Stated problem -
Render all of the material below as a numbered list, omitting any blank lines.
* START *
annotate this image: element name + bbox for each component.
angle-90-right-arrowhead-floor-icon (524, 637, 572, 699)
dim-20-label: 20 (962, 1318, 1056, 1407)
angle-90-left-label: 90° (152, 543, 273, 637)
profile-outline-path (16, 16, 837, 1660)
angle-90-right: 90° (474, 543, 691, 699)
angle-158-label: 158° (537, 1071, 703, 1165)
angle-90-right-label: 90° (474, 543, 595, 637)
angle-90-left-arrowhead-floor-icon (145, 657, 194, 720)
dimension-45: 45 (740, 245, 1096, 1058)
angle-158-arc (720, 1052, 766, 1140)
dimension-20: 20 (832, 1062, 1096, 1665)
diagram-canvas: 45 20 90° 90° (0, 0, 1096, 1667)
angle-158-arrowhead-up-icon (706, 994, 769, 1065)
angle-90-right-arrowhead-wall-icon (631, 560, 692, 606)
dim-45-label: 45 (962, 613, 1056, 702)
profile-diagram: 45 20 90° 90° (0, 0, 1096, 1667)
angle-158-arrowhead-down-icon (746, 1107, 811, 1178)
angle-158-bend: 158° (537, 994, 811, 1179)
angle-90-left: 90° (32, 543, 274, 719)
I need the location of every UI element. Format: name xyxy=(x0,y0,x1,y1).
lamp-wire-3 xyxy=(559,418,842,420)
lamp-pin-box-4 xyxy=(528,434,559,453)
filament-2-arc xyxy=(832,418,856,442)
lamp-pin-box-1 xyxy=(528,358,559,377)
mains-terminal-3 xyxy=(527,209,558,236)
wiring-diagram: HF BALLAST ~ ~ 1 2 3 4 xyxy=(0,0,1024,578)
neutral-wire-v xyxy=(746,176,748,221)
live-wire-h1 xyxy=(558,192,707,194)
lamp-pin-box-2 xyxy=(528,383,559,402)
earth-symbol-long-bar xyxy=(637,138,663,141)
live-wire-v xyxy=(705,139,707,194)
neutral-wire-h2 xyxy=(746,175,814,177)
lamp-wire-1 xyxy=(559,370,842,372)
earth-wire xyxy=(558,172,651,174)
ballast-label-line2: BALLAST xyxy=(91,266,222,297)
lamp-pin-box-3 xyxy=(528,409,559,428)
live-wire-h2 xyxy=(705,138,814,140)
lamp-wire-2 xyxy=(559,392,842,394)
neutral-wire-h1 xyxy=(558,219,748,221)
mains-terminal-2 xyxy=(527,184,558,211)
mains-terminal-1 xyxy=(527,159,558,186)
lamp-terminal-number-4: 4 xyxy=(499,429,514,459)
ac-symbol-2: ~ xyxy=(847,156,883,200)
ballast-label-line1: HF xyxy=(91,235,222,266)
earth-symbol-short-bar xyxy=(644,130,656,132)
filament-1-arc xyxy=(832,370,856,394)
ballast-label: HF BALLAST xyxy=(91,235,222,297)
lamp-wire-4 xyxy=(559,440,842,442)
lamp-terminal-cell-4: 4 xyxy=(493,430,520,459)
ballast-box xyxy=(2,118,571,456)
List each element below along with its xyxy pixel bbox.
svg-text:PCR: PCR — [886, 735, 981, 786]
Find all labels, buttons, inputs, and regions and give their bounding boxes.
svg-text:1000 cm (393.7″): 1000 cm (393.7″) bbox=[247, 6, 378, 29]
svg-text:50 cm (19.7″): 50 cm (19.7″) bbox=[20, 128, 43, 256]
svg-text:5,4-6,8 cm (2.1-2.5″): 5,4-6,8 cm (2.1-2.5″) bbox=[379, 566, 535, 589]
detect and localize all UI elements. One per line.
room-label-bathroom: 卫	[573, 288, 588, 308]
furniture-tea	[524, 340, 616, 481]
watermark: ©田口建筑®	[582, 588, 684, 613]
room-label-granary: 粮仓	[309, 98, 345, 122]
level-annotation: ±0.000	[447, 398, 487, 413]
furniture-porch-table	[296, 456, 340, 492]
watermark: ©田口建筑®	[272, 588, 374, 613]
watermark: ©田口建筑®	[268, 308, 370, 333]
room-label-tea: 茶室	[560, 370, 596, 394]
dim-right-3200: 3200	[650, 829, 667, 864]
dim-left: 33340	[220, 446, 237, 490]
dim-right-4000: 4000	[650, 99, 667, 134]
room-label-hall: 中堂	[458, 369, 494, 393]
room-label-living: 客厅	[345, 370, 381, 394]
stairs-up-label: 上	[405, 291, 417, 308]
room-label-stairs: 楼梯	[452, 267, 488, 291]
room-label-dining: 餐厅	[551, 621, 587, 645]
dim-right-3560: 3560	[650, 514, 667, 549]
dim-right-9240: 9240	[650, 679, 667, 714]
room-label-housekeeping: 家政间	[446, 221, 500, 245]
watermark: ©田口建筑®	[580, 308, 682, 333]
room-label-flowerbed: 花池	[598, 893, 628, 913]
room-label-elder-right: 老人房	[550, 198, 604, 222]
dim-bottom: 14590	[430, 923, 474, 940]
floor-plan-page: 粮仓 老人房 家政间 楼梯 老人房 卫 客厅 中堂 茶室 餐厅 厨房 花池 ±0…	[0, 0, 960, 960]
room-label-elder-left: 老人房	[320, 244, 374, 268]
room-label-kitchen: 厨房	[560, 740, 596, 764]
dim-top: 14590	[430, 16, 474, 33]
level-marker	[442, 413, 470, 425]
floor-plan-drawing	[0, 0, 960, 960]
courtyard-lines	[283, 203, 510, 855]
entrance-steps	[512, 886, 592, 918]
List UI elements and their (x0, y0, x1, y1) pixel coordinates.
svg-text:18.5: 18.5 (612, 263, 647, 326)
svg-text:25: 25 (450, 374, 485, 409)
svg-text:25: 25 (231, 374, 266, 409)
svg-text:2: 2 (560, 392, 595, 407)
* END *
Reply -
1. annotate this image: element name + bbox for each component.
2. angle-90-right-arrowhead-floor-icon (524, 637, 572, 699)
3. dim-20-label: 20 (962, 1318, 1056, 1407)
4. angle-90-left-label: 90° (152, 543, 273, 637)
5. profile-outline-path (16, 16, 837, 1660)
6. angle-90-right: 90° (474, 543, 691, 699)
7. angle-158-label: 158° (537, 1071, 703, 1165)
8. angle-90-right-label: 90° (474, 543, 595, 637)
9. angle-90-left-arrowhead-floor-icon (145, 657, 194, 720)
10. dimension-45: 45 (740, 245, 1096, 1058)
11. angle-158-arc (720, 1052, 766, 1140)
12. dimension-20: 20 (832, 1062, 1096, 1665)
13. diagram-canvas: 45 20 90° 90° (0, 0, 1096, 1667)
14. angle-158-arrowhead-up-icon (706, 994, 769, 1065)
15. angle-90-right-arrowhead-wall-icon (631, 560, 692, 606)
16. dim-45-label: 45 (962, 613, 1056, 702)
17. profile-diagram: 45 20 90° 90° (0, 0, 1096, 1667)
18. angle-158-arrowhead-down-icon (746, 1107, 811, 1178)
19. angle-158-bend: 158° (537, 994, 811, 1179)
20. angle-90-left: 90° (32, 543, 274, 719)
21. I need the location of every UI element. Format: name xyxy=(x0,y0,x1,y1).
22. lamp-wire-3 xyxy=(559,418,842,420)
23. lamp-pin-box-4 xyxy=(528,434,559,453)
24. filament-2-arc xyxy=(832,418,856,442)
25. lamp-pin-box-1 xyxy=(528,358,559,377)
26. mains-terminal-3 xyxy=(527,209,558,236)
27. wiring-diagram: HF BALLAST ~ ~ 1 2 3 4 xyxy=(0,0,1024,578)
28. neutral-wire-v xyxy=(746,176,748,221)
29. live-wire-h1 xyxy=(558,192,707,194)
30. lamp-pin-box-2 xyxy=(528,383,559,402)
31. earth-symbol-long-bar xyxy=(637,138,663,141)
32. live-wire-v xyxy=(705,139,707,194)
33. neutral-wire-h2 xyxy=(746,175,814,177)
34. lamp-wire-1 xyxy=(559,370,842,372)
35. earth-wire xyxy=(558,172,651,174)
36. ballast-label-line2: BALLAST xyxy=(91,266,222,297)
37. lamp-pin-box-3 xyxy=(528,409,559,428)
38. live-wire-h2 xyxy=(705,138,814,140)
39. lamp-wire-2 xyxy=(559,392,842,394)
40. neutral-wire-h1 xyxy=(558,219,748,221)
41. mains-terminal-2 xyxy=(527,184,558,211)
42. mains-terminal-1 xyxy=(527,159,558,186)
43. lamp-terminal-number-4: 4 xyxy=(499,429,514,459)
44. ac-symbol-2: ~ xyxy=(847,156,883,200)
45. ballast-label-line1: HF xyxy=(91,235,222,266)
46. earth-symbol-short-bar xyxy=(644,130,656,132)
47. filament-1-arc xyxy=(832,370,856,394)
48. ballast-label: HF BALLAST xyxy=(91,235,222,297)
49. lamp-wire-4 xyxy=(559,440,842,442)
50. lamp-terminal-cell-4: 4 xyxy=(493,430,520,459)
51. ballast-box xyxy=(2,118,571,456)
52. List each element below along with its xyxy pixel bbox.
53. svg-text:PCR: PCR — [886, 735, 981, 786]
54. Find all labels, buttons, inputs, and regions and give their bounding boxes.
55. svg-text:1000 cm (393.7″): 1000 cm (393.7″) bbox=[247, 6, 378, 29]
56. svg-text:50 cm (19.7″): 50 cm (19.7″) bbox=[20, 128, 43, 256]
57. svg-text:5,4-6,8 cm (2.1-2.5″): 5,4-6,8 cm (2.1-2.5″) bbox=[379, 566, 535, 589]
58. detect and localize all UI elements. One per line.
59. room-label-bathroom: 卫	[573, 288, 588, 308]
60. furniture-tea	[524, 340, 616, 481]
61. watermark: ©田口建筑®	[582, 588, 684, 613]
62. room-label-granary: 粮仓	[309, 98, 345, 122]
63. level-annotation: ±0.000	[447, 398, 487, 413]
64. furniture-porch-table	[296, 456, 340, 492]
65. watermark: ©田口建筑®	[272, 588, 374, 613]
66. watermark: ©田口建筑®	[268, 308, 370, 333]
67. room-label-tea: 茶室	[560, 370, 596, 394]
68. dim-right-3200: 3200	[650, 829, 667, 864]
69. dim-left: 33340	[220, 446, 237, 490]
70. dim-right-4000: 4000	[650, 99, 667, 134]
71. room-label-hall: 中堂	[458, 369, 494, 393]
72. room-label-living: 客厅	[345, 370, 381, 394]
73. stairs-up-label: 上	[405, 291, 417, 308]
74. room-label-stairs: 楼梯	[452, 267, 488, 291]
75. room-label-dining: 餐厅	[551, 621, 587, 645]
76. dim-right-3560: 3560	[650, 514, 667, 549]
77. dim-right-9240: 9240	[650, 679, 667, 714]
78. room-label-housekeeping: 家政间	[446, 221, 500, 245]
79. watermark: ©田口建筑®	[580, 308, 682, 333]
80. room-label-flowerbed: 花池	[598, 893, 628, 913]
81. room-label-elder-right: 老人房	[550, 198, 604, 222]
82. dim-bottom: 14590	[430, 923, 474, 940]
83. floor-plan-page: 粮仓 老人房 家政间 楼梯 老人房 卫 客厅 中堂 茶室 餐厅 厨房 花池 ±0…	[0, 0, 960, 960]
84. room-label-elder-left: 老人房	[320, 244, 374, 268]
85. room-label-kitchen: 厨房	[560, 740, 596, 764]
86. dim-top: 14590	[430, 16, 474, 33]
87. level-marker	[442, 413, 470, 425]
88. floor-plan-drawing	[0, 0, 960, 960]
89. courtyard-lines	[283, 203, 510, 855]
90. entrance-steps	[512, 886, 592, 918]
91. List UI elements and their (x0, y0, x1, y1) pixel coordinates.
92. svg-text:18.5: 18.5 (612, 263, 647, 326)
93. svg-text:25: 25 (450, 374, 485, 409)
94. svg-text:25: 25 (231, 374, 266, 409)
95. svg-text:2: 2 (560, 392, 595, 407)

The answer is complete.